→ Problem requirements: Find every line in the records below that holds the word "вдвое" and copy it.
>>
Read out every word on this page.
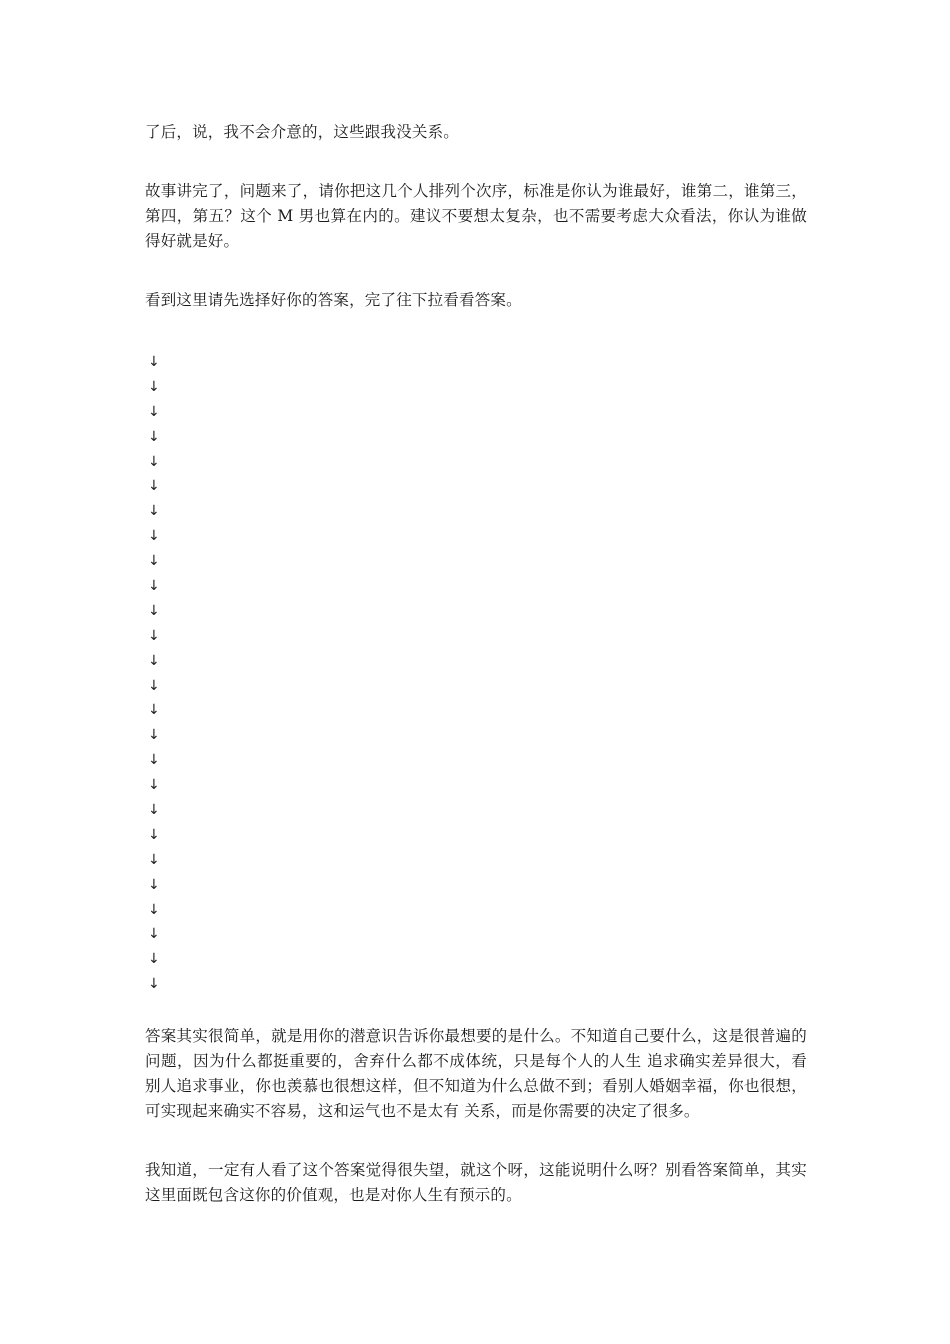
了后，说，我不会介意的，这些跟我没关系。

故事讲完了，问题来了，请你把这几个人排列个次序，标准是你认为谁最好，谁第二，谁第三，第四，第五？这个 M 男也算在内的。建议不要想太复杂，也不需要考虑大众看法，你认为谁做得好就是好。

看到这里请先选择好你的答案，完了往下拉看看答案。

↓
↓
↓
↓
↓
↓
↓
↓
↓
↓
↓
↓
↓
↓
↓
↓
↓
↓
↓
↓
↓
↓
↓
↓
↓
↓

答案其实很简单，就是用你的潜意识告诉你最想要的是什么。不知道自己要什么，这是很普遍的问题，因为什么都挺重要的，舍弃什么都不成体统，只是每个人的人生 追求确实差异很大，看别人追求事业，你也羡慕也很想这样，但不知道为什么总做不到；看别人婚姻幸福，你也很想，可实现起来确实不容易，这和运气也不是太有 关系，而是你需要的决定了很多。

我知道，一定有人看了这个答案觉得很失望，就这个呀，这能说明什么呀？别看答案简单，其实这里面既包含这你的价值观，也是对你人生有预示的。
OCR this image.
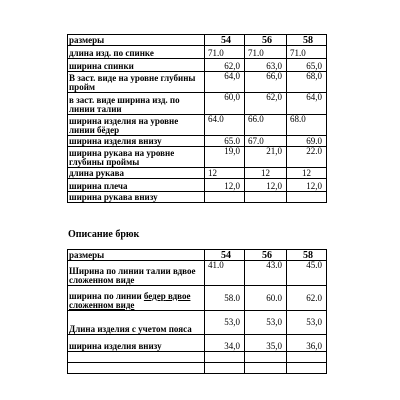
размеры	54	56	58
длина изд. по спинке	71.0	71.0	71.0
ширина спинки	62,0	63,0	65,0
В заст. виде на уровне глубины пройм	64,0	66,0	68,0
в заст. виде ширина изд. по линии талии	60,0	62,0	64,0
ширина изделия на уровне линии бёдер	64.0	66.0	68.0
ширина изделия внизу	65.0	67.0	69.0
ширина рукава на уровне глубины проймы	19,0	21,0	22.0
длина рукава	12	12	12
ширина плеча	12,0	12,0	12,0
ширина рукава внизу			
Описание брюк
размеры	54	56	58
Ширина по линии талии вдвое сложенном виде	41.0	43.0	45.0
ширина по линии бедер вдвое сложенном виде	58.0	60.0	62.0
Длина изделия с учетом пояса	53,0	53,0	53,0
ширина изделия внизу	34,0	35,0	36,0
<<
→ Reply to the exercise:
Ширина по линии талии вдвое сложенном виде	41.0	43.0	45.0
ширина по линии бедер вдвое сложенном виде	58.0	60.0	62.0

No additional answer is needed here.